10Le drame, dans le Moniage Rainouart, s’est soldé par l’élimination du traître, dans une continuité des brutalités, à l’image du héros. L’hermétisme de l’institution monastique qui avait eu raison de Guillaume est ici dépassé par l’apostasie. Pour autant, le désir de vie religieuse des deux protagonistes n’aura pas été balayé par l’épreuve. Juste retour des choses aux yeux du lecteur, par la volonté des poètes.
11L’abbé Henri et ses moines, ainsi qu’on le voit, n’ont donc jamais tenté d’intégrer les deux nouveaux venus à leur couvent. Les contacts du groupe avec Guillaume et Rainouart sont violents à l’extrême. Selon la présentation poétique, les torts incombent essentiellement aux moines. En effet, si les deux "novices" réagissent face au monolithisme du groupe selon leur tempérament, du moins sont-ils d’une bonne volonté foncière, tandis que les moines n’essaient pas de les comprendre tant soit peu. Pour accentuer ce disfonctionnement, les textes affublent ceux-ci d’un ridicule qui leur enlève toute sympathie. Leur couardise s’étale et ils ne se sauvent des bagarres (quand ils ne sont pas tués) que par l’esquive ou la fuite, soit par exemple à l’arrivée de Guillaume et à son retour au couvent [130-131, 150, 1790, 1819, 1887-1898)11, soit encore plus pour Rainouart si facile à provoquer [142-143, 208-211, 4113). La hantise de manquer de nourriture est un autre trait du ridicule : quand on sait le proverbial penchant des moines pour la bonne chère, on s’amuse de les voir s’affoler devant l’appétit de Guillaume et surtout de Rainouart, hommes venus de plein air12. Une curieuse jalousie naît alors :
Li covens li [Guillaume) porte grant envie,
car trop mangue, ce lor semble, et escille (consomme) [262-263].

- LISTING BRUT:
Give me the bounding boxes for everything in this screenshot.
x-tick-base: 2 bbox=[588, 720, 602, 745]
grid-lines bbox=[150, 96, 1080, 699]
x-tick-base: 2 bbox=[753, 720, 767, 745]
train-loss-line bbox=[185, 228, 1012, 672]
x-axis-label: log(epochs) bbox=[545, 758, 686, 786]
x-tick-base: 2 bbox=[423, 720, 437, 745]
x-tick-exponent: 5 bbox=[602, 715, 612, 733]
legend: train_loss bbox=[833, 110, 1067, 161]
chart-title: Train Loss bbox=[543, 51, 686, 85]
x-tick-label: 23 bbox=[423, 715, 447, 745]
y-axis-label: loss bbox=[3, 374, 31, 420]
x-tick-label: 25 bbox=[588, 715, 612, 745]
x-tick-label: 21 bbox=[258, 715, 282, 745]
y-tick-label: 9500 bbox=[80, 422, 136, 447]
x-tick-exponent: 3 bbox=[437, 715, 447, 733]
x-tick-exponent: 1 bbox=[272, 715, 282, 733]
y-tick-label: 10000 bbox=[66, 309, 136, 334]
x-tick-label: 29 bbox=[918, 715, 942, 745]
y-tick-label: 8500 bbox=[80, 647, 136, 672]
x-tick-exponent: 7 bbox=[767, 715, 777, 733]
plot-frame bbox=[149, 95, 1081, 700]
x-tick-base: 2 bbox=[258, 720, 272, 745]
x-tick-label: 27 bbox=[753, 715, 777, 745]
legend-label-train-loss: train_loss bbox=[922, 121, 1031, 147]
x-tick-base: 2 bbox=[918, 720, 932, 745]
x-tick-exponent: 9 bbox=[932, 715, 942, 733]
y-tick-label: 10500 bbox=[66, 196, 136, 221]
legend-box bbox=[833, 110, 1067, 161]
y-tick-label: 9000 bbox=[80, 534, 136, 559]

- LA CONSIGNE: Recopiez le passage de l'extrait choisi compris entre « 10Le drame, dans » et « volonté des poètes. », bornes incluses, en remplaçant « héros » par « guerrier ».

- RÉPONSE:
10Le drame, dans le Moniage Rainouart, s’est soldé par l’élimination du traître, dans une continuité des brutalités, à l’image du guerrier. L’hermétisme de l’institution monastique qui avait eu raison de Guillaume est ici dépassé par l’apostasie. Pour autant, le désir de vie religieuse des deux protagonistes n’aura pas été balayé par l’épreuve. Juste retour des choses aux yeux du lecteur, par la volonté des poètes.